▶ **What is required**: Copy out all lines carrying the word "бюджетных".

Stored records
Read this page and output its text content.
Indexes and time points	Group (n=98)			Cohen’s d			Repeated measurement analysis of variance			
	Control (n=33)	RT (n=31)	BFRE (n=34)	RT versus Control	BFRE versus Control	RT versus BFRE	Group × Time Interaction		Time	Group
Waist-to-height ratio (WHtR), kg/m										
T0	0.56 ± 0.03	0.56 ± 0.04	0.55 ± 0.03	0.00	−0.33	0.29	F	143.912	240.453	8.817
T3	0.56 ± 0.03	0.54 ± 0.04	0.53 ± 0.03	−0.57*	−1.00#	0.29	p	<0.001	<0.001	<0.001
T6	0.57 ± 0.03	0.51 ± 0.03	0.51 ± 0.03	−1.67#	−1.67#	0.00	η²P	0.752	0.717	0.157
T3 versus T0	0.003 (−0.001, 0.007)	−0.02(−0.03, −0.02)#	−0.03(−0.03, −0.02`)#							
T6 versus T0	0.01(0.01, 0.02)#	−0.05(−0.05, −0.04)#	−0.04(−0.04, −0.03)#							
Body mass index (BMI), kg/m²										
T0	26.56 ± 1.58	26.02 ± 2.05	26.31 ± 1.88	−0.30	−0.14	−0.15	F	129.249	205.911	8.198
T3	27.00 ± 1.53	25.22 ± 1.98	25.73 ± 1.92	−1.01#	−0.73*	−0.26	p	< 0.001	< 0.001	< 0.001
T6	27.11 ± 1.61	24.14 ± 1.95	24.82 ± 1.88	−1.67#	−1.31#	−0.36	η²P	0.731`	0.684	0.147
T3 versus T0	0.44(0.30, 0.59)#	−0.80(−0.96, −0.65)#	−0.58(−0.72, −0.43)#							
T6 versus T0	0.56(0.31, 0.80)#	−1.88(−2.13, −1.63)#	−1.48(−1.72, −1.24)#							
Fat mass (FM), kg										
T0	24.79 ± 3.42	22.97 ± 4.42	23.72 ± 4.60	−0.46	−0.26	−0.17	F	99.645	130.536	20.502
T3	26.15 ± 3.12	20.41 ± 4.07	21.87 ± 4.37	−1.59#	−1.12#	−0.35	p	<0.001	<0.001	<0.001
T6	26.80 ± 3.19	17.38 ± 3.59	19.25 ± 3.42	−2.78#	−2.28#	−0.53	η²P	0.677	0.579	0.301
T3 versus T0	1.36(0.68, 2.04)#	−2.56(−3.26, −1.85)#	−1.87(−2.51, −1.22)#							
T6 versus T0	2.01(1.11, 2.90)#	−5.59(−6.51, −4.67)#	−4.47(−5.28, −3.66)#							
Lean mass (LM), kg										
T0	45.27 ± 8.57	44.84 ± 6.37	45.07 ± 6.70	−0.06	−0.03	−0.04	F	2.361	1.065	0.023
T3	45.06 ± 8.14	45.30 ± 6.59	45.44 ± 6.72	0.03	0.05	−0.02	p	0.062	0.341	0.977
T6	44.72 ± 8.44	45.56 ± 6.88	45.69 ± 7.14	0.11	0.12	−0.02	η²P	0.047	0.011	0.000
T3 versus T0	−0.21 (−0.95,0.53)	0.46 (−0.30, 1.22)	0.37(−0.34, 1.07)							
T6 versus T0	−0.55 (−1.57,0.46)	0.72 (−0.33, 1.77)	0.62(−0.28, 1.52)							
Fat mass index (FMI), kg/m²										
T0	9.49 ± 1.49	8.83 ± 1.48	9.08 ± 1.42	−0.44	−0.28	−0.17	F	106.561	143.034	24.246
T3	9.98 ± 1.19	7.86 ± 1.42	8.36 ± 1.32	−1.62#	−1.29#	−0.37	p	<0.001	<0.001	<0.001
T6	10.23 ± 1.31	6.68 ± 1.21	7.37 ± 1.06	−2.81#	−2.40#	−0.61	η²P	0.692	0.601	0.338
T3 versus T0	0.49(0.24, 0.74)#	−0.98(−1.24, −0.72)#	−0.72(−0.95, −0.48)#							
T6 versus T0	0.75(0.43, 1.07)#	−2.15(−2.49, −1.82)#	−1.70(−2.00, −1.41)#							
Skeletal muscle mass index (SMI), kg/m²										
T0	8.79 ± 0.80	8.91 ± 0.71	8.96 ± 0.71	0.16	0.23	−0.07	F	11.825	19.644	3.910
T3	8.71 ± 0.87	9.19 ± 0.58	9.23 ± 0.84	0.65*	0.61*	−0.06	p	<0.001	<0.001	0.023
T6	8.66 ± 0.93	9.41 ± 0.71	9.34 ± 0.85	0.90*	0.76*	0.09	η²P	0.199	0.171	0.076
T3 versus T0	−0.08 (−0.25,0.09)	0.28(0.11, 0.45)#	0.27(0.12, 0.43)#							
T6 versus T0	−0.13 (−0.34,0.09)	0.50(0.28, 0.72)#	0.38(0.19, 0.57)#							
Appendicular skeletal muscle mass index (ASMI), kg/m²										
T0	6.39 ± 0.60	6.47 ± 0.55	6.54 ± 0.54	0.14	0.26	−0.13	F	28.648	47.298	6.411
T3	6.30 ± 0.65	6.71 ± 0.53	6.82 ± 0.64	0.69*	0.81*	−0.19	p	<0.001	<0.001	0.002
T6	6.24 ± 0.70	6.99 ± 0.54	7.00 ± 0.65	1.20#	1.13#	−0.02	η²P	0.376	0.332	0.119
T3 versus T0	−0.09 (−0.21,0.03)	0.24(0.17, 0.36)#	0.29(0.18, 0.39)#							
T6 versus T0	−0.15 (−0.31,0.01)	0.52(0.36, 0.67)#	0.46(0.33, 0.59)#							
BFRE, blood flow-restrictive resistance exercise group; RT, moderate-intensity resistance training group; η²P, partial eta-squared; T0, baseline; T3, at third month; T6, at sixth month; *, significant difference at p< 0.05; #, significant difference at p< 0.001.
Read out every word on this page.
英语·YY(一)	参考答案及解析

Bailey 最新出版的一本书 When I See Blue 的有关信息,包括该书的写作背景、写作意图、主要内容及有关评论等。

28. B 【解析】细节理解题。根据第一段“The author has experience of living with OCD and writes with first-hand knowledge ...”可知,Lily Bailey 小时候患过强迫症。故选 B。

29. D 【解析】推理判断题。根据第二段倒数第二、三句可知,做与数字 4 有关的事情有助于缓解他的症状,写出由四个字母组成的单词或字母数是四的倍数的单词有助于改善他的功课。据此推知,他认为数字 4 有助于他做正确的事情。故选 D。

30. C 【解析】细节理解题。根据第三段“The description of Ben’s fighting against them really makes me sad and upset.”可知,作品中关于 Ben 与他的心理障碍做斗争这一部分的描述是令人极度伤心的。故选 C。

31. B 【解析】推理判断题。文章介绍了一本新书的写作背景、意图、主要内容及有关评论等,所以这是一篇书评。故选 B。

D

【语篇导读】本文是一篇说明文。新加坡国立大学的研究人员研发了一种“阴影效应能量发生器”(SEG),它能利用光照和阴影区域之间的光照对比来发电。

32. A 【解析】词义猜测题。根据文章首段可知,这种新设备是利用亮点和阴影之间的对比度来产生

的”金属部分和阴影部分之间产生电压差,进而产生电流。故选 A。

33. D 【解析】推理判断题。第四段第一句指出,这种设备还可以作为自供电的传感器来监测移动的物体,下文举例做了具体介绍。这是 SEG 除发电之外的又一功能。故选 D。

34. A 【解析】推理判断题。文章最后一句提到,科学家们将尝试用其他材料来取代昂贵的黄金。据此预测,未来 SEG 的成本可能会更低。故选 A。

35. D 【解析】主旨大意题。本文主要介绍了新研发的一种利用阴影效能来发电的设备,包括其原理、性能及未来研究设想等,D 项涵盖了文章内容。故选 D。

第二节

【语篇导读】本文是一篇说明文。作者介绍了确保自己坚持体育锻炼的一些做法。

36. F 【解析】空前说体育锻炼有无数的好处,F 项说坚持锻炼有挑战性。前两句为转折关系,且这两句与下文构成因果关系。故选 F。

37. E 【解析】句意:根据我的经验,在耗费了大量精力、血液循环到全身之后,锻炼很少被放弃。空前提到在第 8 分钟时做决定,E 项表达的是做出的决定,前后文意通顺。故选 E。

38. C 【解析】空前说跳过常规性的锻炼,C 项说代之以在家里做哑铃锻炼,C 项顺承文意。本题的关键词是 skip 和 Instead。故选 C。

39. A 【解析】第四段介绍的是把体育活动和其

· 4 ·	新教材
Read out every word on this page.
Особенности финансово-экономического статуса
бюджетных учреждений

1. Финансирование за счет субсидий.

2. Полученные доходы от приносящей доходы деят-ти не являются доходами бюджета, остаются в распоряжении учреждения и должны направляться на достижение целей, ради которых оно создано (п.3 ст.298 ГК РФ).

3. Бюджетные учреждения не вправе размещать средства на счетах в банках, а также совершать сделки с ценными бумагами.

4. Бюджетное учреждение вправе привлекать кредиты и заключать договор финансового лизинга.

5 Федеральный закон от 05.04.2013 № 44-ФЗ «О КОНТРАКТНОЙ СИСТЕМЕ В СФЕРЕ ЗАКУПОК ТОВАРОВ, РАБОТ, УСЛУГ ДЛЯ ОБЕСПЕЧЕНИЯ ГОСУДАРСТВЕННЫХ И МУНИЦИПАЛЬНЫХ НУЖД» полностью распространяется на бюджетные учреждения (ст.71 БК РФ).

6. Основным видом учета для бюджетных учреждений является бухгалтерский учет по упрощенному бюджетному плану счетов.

▶ **Solution to the exercise**:
бюджетных учреждений
6. Основным видом учета для бюджетных учреждений является бухгалтерский учет по упрощенному бюджетному плану счетов.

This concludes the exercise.